§ EXERCISE INPUT:
□ □ □ □ □ □ □

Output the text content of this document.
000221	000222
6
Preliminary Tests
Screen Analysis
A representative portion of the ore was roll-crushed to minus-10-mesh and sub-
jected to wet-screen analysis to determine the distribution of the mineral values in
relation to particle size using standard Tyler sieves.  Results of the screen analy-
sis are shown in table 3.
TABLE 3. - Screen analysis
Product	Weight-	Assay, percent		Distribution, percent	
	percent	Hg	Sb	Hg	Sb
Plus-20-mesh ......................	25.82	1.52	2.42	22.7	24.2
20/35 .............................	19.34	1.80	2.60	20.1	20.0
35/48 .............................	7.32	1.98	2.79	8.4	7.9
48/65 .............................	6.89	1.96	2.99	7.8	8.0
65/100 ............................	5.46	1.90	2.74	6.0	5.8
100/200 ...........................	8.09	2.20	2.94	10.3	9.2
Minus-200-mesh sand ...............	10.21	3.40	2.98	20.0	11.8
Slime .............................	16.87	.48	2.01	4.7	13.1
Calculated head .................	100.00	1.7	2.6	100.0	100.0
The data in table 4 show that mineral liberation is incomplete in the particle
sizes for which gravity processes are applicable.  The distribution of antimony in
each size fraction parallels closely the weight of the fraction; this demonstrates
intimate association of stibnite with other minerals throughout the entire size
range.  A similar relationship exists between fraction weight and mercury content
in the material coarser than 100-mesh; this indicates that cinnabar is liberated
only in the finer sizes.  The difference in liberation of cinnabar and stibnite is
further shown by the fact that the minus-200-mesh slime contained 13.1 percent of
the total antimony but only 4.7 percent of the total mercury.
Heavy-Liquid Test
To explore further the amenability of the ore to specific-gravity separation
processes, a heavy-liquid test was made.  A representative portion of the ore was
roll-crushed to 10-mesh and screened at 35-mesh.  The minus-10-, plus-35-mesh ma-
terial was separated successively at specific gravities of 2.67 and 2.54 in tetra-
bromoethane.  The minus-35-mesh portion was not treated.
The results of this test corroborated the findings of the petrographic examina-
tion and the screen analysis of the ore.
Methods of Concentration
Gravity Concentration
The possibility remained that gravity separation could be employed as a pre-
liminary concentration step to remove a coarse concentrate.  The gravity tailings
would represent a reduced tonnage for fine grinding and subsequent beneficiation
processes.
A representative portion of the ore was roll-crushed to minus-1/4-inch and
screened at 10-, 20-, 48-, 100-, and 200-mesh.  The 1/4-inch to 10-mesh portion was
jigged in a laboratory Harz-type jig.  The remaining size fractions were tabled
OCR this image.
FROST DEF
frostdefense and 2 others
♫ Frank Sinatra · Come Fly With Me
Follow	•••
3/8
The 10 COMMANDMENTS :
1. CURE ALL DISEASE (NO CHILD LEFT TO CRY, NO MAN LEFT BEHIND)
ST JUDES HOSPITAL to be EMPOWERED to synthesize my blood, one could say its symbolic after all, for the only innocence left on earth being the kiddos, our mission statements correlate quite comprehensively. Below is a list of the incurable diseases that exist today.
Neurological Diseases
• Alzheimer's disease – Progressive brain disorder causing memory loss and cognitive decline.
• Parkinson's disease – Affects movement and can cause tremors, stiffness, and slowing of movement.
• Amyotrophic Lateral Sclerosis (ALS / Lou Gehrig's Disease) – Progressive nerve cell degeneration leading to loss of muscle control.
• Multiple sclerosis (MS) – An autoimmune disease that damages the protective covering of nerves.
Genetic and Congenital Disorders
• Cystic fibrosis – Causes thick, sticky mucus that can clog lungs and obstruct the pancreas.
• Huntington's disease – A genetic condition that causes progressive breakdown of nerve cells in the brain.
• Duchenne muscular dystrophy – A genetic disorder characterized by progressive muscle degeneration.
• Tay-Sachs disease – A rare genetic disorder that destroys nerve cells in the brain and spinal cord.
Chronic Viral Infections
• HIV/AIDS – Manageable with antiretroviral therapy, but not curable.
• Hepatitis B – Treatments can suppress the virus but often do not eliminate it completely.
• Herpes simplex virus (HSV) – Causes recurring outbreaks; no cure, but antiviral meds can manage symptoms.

□ □ □ □ □ □ □

§ YOUR ASSIGNMENT:
Repeat the whole listing above without any change.

§ ANSWER AREA:
Output the text content of this document.
000221	000222
6
Preliminary Tests
Screen Analysis
A representative portion of the ore was roll-crushed to minus-10-mesh and sub-
jected to wet-screen analysis to determine the distribution of the mineral values in
relation to particle size using standard Tyler sieves.  Results of the screen analy-
sis are shown in table 3.
TABLE 3. - Screen analysis
Product	Weight-	Assay, percent		Distribution, percent	
	percent	Hg	Sb	Hg	Sb
Plus-20-mesh ......................	25.82	1.52	2.42	22.7	24.2
20/35 .............................	19.34	1.80	2.60	20.1	20.0
35/48 .............................	7.32	1.98	2.79	8.4	7.9
48/65 .............................	6.89	1.96	2.99	7.8	8.0
65/100 ............................	5.46	1.90	2.74	6.0	5.8
100/200 ...........................	8.09	2.20	2.94	10.3	9.2
Minus-200-mesh sand ...............	10.21	3.40	2.98	20.0	11.8
Slime .............................	16.87	.48	2.01	4.7	13.1
Calculated head .................	100.00	1.7	2.6	100.0	100.0
The data in table 4 show that mineral liberation is incomplete in the particle
sizes for which gravity processes are applicable.  The distribution of antimony in
each size fraction parallels closely the weight of the fraction; this demonstrates
intimate association of stibnite with other minerals throughout the entire size
range.  A similar relationship exists between fraction weight and mercury content
in the material coarser than 100-mesh; this indicates that cinnabar is liberated
only in the finer sizes.  The difference in liberation of cinnabar and stibnite is
further shown by the fact that the minus-200-mesh slime contained 13.1 percent of
the total antimony but only 4.7 percent of the total mercury.
Heavy-Liquid Test
To explore further the amenability of the ore to specific-gravity separation
processes, a heavy-liquid test was made.  A representative portion of the ore was
roll-crushed to 10-mesh and screened at 35-mesh.  The minus-10-, plus-35-mesh ma-
terial was separated successively at specific gravities of 2.67 and 2.54 in tetra-
bromoethane.  The minus-35-mesh portion was not treated.
The results of this test corroborated the findings of the petrographic examina-
tion and the screen analysis of the ore.
Methods of Concentration
Gravity Concentration
The possibility remained that gravity separation could be employed as a pre-
liminary concentration step to remove a coarse concentrate.  The gravity tailings
would represent a reduced tonnage for fine grinding and subsequent beneficiation
processes.
A representative portion of the ore was roll-crushed to minus-1/4-inch and
screened at 10-, 20-, 48-, 100-, and 200-mesh.  The 1/4-inch to 10-mesh portion was
jigged in a laboratory Harz-type jig.  The remaining size fractions were tabled
OCR this image.
FROST DEF
frostdefense and 2 others
♫ Frank Sinatra · Come Fly With Me
Follow	•••
3/8
The 10 COMMANDMENTS :
1. CURE ALL DISEASE (NO CHILD LEFT TO CRY, NO MAN LEFT BEHIND)
ST JUDES HOSPITAL to be EMPOWERED to synthesize my blood, one could say its symbolic after all, for the only innocence left on earth being the kiddos, our mission statements correlate quite comprehensively. Below is a list of the incurable diseases that exist today.
Neurological Diseases
• Alzheimer's disease – Progressive brain disorder causing memory loss and cognitive decline.
• Parkinson's disease – Affects movement and can cause tremors, stiffness, and slowing of movement.
• Amyotrophic Lateral Sclerosis (ALS / Lou Gehrig's Disease) – Progressive nerve cell degeneration leading to loss of muscle control.
• Multiple sclerosis (MS) – An autoimmune disease that damages the protective covering of nerves.
Genetic and Congenital Disorders
• Cystic fibrosis – Causes thick, sticky mucus that can clog lungs and obstruct the pancreas.
• Huntington's disease – A genetic condition that causes progressive breakdown of nerve cells in the brain.
• Duchenne muscular dystrophy – A genetic disorder characterized by progressive muscle degeneration.
• Tay-Sachs disease – A rare genetic disorder that destroys nerve cells in the brain and spinal cord.
Chronic Viral Infections
• HIV/AIDS – Manageable with antiretroviral therapy, but not curable.
• Hepatitis B – Treatments can suppress the virus but often do not eliminate it completely.
• Herpes simplex virus (HSV) – Causes recurring outbreaks; no cure, but antiviral meds can manage symptoms.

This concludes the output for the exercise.